- SET TASK
Return every record exactly as written.

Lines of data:
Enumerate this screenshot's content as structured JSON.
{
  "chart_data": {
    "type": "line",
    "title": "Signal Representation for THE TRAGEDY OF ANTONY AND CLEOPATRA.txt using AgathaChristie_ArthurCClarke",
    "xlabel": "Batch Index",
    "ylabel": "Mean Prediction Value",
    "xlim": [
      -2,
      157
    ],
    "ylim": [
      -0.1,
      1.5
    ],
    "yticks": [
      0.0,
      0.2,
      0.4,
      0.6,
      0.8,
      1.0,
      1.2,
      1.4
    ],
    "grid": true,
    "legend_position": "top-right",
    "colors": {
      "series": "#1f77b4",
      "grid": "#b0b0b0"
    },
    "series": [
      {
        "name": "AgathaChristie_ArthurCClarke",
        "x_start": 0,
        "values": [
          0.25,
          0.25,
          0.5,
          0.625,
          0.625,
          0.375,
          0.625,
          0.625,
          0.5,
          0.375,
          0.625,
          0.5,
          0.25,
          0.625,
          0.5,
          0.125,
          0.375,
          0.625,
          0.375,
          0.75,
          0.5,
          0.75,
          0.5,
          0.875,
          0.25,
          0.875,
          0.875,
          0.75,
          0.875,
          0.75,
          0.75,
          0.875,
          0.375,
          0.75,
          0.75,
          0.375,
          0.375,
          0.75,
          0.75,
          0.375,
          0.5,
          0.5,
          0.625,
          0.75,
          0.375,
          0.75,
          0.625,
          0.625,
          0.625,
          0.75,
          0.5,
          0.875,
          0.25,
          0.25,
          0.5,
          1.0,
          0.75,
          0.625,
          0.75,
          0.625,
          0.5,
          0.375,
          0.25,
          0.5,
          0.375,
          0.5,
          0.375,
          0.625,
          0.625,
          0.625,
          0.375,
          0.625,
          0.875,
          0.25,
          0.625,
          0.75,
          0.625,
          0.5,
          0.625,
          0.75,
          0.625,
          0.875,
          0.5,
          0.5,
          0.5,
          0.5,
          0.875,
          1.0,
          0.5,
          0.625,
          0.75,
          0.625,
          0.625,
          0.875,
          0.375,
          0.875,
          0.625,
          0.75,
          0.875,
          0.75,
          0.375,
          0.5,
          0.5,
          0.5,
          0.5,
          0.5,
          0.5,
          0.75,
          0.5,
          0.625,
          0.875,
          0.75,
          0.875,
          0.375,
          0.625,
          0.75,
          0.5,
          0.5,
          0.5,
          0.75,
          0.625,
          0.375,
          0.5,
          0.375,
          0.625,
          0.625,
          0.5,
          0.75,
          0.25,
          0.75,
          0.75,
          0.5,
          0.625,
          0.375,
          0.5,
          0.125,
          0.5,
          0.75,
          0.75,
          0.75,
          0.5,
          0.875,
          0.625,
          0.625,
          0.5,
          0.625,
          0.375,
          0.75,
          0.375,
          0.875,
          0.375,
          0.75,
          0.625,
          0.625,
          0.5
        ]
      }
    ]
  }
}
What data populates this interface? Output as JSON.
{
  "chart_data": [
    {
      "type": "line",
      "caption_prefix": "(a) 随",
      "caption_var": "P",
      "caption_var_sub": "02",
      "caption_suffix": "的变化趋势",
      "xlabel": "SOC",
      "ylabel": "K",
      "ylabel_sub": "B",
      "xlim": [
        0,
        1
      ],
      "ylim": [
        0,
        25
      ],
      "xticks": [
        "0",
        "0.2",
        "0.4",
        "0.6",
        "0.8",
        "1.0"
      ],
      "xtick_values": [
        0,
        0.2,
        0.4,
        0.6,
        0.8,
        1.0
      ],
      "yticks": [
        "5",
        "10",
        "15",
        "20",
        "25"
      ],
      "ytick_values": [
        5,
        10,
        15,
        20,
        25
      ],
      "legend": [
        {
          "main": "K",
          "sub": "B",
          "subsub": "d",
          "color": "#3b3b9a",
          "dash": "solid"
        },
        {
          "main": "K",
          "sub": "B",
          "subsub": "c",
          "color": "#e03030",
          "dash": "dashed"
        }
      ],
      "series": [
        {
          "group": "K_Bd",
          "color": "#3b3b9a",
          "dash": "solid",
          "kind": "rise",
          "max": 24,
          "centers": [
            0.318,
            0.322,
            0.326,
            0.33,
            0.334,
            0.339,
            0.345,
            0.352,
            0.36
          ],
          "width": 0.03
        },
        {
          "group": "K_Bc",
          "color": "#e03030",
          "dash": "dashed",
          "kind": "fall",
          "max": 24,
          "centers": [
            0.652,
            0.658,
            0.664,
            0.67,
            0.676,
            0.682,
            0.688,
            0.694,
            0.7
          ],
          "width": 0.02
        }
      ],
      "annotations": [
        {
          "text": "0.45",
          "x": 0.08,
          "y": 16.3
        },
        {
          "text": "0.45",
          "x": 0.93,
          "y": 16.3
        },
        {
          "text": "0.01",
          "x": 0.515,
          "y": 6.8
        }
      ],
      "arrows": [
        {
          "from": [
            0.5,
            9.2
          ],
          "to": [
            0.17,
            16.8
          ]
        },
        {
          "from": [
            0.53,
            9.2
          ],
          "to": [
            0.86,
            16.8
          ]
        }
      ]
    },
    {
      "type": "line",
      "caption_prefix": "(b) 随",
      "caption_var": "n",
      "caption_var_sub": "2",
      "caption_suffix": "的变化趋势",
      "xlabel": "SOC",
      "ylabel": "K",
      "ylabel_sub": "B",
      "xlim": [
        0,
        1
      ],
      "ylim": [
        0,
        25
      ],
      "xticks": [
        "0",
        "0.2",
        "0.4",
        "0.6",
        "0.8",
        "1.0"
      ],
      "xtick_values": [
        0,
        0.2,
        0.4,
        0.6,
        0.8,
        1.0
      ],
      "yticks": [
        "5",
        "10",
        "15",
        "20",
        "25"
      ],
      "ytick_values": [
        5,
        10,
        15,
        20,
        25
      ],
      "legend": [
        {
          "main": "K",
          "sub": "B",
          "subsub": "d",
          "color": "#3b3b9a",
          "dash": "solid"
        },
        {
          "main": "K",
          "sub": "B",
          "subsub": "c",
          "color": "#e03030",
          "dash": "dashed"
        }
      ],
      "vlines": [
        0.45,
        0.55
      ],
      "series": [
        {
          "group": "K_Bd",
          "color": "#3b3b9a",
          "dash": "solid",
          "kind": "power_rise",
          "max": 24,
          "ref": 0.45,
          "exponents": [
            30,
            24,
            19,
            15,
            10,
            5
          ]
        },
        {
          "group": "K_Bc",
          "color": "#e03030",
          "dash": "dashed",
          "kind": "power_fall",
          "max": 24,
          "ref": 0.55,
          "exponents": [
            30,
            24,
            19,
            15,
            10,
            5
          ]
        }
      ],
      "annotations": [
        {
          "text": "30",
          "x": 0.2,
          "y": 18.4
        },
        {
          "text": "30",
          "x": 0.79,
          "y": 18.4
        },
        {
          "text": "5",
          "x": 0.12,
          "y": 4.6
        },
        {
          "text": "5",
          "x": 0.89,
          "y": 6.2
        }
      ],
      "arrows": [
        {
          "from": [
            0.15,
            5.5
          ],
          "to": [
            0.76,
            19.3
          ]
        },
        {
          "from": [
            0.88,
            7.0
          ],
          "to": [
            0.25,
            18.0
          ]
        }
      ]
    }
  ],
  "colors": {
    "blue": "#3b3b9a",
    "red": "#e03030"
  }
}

- COMPLETE OUTPUT
Enumerate this screenshot's content as structured JSON.
{
  "chart_data": {
    "type": "line",
    "title": "Signal Representation for THE TRAGEDY OF ANTONY AND CLEOPATRA.txt using AgathaChristie_ArthurCClarke",
    "xlabel": "Batch Index",
    "ylabel": "Mean Prediction Value",
    "xlim": [
      -2,
      157
    ],
    "ylim": [
      -0.1,
      1.5
    ],
    "yticks": [
      0.0,
      0.2,
      0.4,
      0.6,
      0.8,
      1.0,
      1.2,
      1.4
    ],
    "grid": true,
    "legend_position": "top-right",
    "colors": {
      "series": "#1f77b4",
      "grid": "#b0b0b0"
    },
    "series": [
      {
        "name": "AgathaChristie_ArthurCClarke",
        "x_start": 0,
        "values": [
          0.25,
          0.25,
          0.5,
          0.625,
          0.625,
          0.375,
          0.625,
          0.625,
          0.5,
          0.375,
          0.625,
          0.5,
          0.25,
          0.625,
          0.5,
          0.125,
          0.375,
          0.625,
          0.375,
          0.75,
          0.5,
          0.75,
          0.5,
          0.875,
          0.25,
          0.875,
          0.875,
          0.75,
          0.875,
          0.75,
          0.75,
          0.875,
          0.375,
          0.75,
          0.75,
          0.375,
          0.375,
          0.75,
          0.75,
          0.375,
          0.5,
          0.5,
          0.625,
          0.75,
          0.375,
          0.75,
          0.625,
          0.625,
          0.625,
          0.75,
          0.5,
          0.875,
          0.25,
          0.25,
          0.5,
          1.0,
          0.75,
          0.625,
          0.75,
          0.625,
          0.5,
          0.375,
          0.25,
          0.5,
          0.375,
          0.5,
          0.375,
          0.625,
          0.625,
          0.625,
          0.375,
          0.625,
          0.875,
          0.25,
          0.625,
          0.75,
          0.625,
          0.5,
          0.625,
          0.75,
          0.625,
          0.875,
          0.5,
          0.5,
          0.5,
          0.5,
          0.875,
          1.0,
          0.5,
          0.625,
          0.75,
          0.625,
          0.625,
          0.875,
          0.375,
          0.875,
          0.625,
          0.75,
          0.875,
          0.75,
          0.375,
          0.5,
          0.5,
          0.5,
          0.5,
          0.5,
          0.5,
          0.75,
          0.5,
          0.625,
          0.875,
          0.75,
          0.875,
          0.375,
          0.625,
          0.75,
          0.5,
          0.5,
          0.5,
          0.75,
          0.625,
          0.375,
          0.5,
          0.375,
          0.625,
          0.625,
          0.5,
          0.75,
          0.25,
          0.75,
          0.75,
          0.5,
          0.625,
          0.375,
          0.5,
          0.125,
          0.5,
          0.75,
          0.75,
          0.75,
          0.5,
          0.875,
          0.625,
          0.625,
          0.5,
          0.625,
          0.375,
          0.75,
          0.375,
          0.875,
          0.375,
          0.75,
          0.625,
          0.625,
          0.5
        ]
      }
    ]
  }
}
What data populates this interface? Output as JSON.
{
  "chart_data": [
    {
      "type": "line",
      "caption_prefix": "(a) 随",
      "caption_var": "P",
      "caption_var_sub": "02",
      "caption_suffix": "的变化趋势",
      "xlabel": "SOC",
      "ylabel": "K",
      "ylabel_sub": "B",
      "xlim": [
        0,
        1
      ],
      "ylim": [
        0,
        25
      ],
      "xticks": [
        "0",
        "0.2",
        "0.4",
        "0.6",
        "0.8",
        "1.0"
      ],
      "xtick_values": [
        0,
        0.2,
        0.4,
        0.6,
        0.8,
        1.0
      ],
      "yticks": [
        "5",
        "10",
        "15",
        "20",
        "25"
      ],
      "ytick_values": [
        5,
        10,
        15,
        20,
        25
      ],
      "legend": [
        {
          "main": "K",
          "sub": "B",
          "subsub": "d",
          "color": "#3b3b9a",
          "dash": "solid"
        },
        {
          "main": "K",
          "sub": "B",
          "subsub": "c",
          "color": "#e03030",
          "dash": "dashed"
        }
      ],
      "series": [
        {
          "group": "K_Bd",
          "color": "#3b3b9a",
          "dash": "solid",
          "kind": "rise",
          "max": 24,
          "centers": [
            0.318,
            0.322,
            0.326,
            0.33,
            0.334,
            0.339,
            0.345,
            0.352,
            0.36
          ],
          "width": 0.03
        },
        {
          "group": "K_Bc",
          "color": "#e03030",
          "dash": "dashed",
          "kind": "fall",
          "max": 24,
          "centers": [
            0.652,
            0.658,
            0.664,
            0.67,
            0.676,
            0.682,
            0.688,
            0.694,
            0.7
          ],
          "width": 0.02
        }
      ],
      "annotations": [
        {
          "text": "0.45",
          "x": 0.08,
          "y": 16.3
        },
        {
          "text": "0.45",
          "x": 0.93,
          "y": 16.3
        },
        {
          "text": "0.01",
          "x": 0.515,
          "y": 6.8
        }
      ],
      "arrows": [
        {
          "from": [
            0.5,
            9.2
          ],
          "to": [
            0.17,
            16.8
          ]
        },
        {
          "from": [
            0.53,
            9.2
          ],
          "to": [
            0.86,
            16.8
          ]
        }
      ]
    },
    {
      "type": "line",
      "caption_prefix": "(b) 随",
      "caption_var": "n",
      "caption_var_sub": "2",
      "caption_suffix": "的变化趋势",
      "xlabel": "SOC",
      "ylabel": "K",
      "ylabel_sub": "B",
      "xlim": [
        0,
        1
      ],
      "ylim": [
        0,
        25
      ],
      "xticks": [
        "0",
        "0.2",
        "0.4",
        "0.6",
        "0.8",
        "1.0"
      ],
      "xtick_values": [
        0,
        0.2,
        0.4,
        0.6,
        0.8,
        1.0
      ],
      "yticks": [
        "5",
        "10",
        "15",
        "20",
        "25"
      ],
      "ytick_values": [
        5,
        10,
        15,
        20,
        25
      ],
      "legend": [
        {
          "main": "K",
          "sub": "B",
          "subsub": "d",
          "color": "#3b3b9a",
          "dash": "solid"
        },
        {
          "main": "K",
          "sub": "B",
          "subsub": "c",
          "color": "#e03030",
          "dash": "dashed"
        }
      ],
      "vlines": [
        0.45,
        0.55
      ],
      "series": [
        {
          "group": "K_Bd",
          "color": "#3b3b9a",
          "dash": "solid",
          "kind": "power_rise",
          "max": 24,
          "ref": 0.45,
          "exponents": [
            30,
            24,
            19,
            15,
            10,
            5
          ]
        },
        {
          "group": "K_Bc",
          "color": "#e03030",
          "dash": "dashed",
          "kind": "power_fall",
          "max": 24,
          "ref": 0.55,
          "exponents": [
            30,
            24,
            19,
            15,
            10,
            5
          ]
        }
      ],
      "annotations": [
        {
          "text": "30",
          "x": 0.2,
          "y": 18.4
        },
        {
          "text": "30",
          "x": 0.79,
          "y": 18.4
        },
        {
          "text": "5",
          "x": 0.12,
          "y": 4.6
        },
        {
          "text": "5",
          "x": 0.89,
          "y": 6.2
        }
      ],
      "arrows": [
        {
          "from": [
            0.15,
            5.5
          ],
          "to": [
            0.76,
            19.3
          ]
        },
        {
          "from": [
            0.88,
            7.0
          ],
          "to": [
            0.25,
            18.0
          ]
        }
      ]
    }
  ],
  "colors": {
    "blue": "#3b3b9a",
    "red": "#e03030"
  }
}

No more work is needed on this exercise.